* start *
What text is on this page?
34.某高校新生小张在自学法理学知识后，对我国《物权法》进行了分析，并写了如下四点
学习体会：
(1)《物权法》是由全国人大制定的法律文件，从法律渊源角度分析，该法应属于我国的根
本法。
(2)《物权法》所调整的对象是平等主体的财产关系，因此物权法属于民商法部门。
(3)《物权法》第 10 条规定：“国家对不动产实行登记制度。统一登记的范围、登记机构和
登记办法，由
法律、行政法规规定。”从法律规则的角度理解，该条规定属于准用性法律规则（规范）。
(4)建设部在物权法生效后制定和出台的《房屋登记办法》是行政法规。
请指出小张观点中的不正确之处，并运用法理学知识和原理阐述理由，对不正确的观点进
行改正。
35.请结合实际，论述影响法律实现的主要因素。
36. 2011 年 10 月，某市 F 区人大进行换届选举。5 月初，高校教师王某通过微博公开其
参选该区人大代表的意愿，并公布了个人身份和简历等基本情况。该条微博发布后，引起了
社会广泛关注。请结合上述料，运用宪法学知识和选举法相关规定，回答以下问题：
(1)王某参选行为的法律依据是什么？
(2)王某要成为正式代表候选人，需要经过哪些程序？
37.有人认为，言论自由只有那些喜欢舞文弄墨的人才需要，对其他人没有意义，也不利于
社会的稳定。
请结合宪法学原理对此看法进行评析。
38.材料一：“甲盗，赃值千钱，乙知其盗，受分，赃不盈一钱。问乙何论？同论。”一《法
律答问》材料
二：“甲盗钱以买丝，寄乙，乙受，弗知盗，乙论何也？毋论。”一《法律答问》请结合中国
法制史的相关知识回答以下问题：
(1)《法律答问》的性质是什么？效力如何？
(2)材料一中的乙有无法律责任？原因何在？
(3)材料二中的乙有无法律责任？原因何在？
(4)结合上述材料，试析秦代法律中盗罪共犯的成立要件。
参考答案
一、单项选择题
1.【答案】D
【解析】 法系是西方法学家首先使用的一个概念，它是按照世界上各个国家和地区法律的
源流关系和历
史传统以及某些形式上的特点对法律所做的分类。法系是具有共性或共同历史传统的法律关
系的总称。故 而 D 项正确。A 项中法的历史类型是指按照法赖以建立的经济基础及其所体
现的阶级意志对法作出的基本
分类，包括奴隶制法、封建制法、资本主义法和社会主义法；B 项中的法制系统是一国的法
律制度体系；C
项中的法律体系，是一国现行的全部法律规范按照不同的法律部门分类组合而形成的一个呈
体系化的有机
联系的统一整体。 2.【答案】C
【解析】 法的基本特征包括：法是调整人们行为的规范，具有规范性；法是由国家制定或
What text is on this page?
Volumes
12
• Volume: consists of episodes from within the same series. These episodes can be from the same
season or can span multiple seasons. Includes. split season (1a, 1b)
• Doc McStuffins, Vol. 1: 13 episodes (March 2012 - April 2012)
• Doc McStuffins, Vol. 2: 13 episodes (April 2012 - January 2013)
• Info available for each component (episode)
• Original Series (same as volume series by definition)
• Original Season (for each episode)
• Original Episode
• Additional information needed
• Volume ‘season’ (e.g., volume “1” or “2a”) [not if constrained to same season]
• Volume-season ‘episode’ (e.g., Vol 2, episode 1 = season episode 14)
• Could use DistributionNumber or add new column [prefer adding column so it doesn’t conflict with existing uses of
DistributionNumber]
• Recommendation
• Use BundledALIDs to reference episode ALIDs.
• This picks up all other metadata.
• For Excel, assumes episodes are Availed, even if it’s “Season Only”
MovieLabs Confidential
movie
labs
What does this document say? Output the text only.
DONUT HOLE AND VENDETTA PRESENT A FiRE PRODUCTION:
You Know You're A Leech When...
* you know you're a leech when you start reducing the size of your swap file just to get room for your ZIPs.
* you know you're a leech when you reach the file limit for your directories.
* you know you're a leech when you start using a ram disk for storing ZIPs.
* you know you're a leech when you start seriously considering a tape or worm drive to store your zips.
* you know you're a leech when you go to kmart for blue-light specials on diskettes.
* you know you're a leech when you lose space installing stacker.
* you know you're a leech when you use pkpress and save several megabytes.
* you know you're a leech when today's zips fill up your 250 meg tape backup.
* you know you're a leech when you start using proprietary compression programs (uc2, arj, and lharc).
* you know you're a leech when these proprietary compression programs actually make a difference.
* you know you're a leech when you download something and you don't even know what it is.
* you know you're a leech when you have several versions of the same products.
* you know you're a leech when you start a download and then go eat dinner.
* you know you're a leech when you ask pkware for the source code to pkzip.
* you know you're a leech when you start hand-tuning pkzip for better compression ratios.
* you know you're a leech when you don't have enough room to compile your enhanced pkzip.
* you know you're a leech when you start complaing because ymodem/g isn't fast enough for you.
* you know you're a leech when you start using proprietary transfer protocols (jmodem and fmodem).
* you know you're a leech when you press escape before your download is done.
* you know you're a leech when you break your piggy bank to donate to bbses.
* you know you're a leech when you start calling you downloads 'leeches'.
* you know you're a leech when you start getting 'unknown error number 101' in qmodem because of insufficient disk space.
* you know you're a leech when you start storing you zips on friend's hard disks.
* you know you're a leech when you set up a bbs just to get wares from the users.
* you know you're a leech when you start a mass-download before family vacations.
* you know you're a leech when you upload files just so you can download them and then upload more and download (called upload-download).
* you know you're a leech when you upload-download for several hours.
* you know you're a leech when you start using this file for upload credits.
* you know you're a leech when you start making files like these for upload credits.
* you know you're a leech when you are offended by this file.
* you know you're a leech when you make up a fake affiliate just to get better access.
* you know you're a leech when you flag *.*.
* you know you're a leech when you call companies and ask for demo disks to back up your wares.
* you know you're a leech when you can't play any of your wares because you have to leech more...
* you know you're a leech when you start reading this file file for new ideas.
* end *
Instruction - Using the listing above, locate the lines that hold "from" and copy each one.

Answer to the exercise -
• Volume: consists of episodes from within the same series. These episodes can be from the same
* you know you're a leech when you set up a bbs just to get wares from the users.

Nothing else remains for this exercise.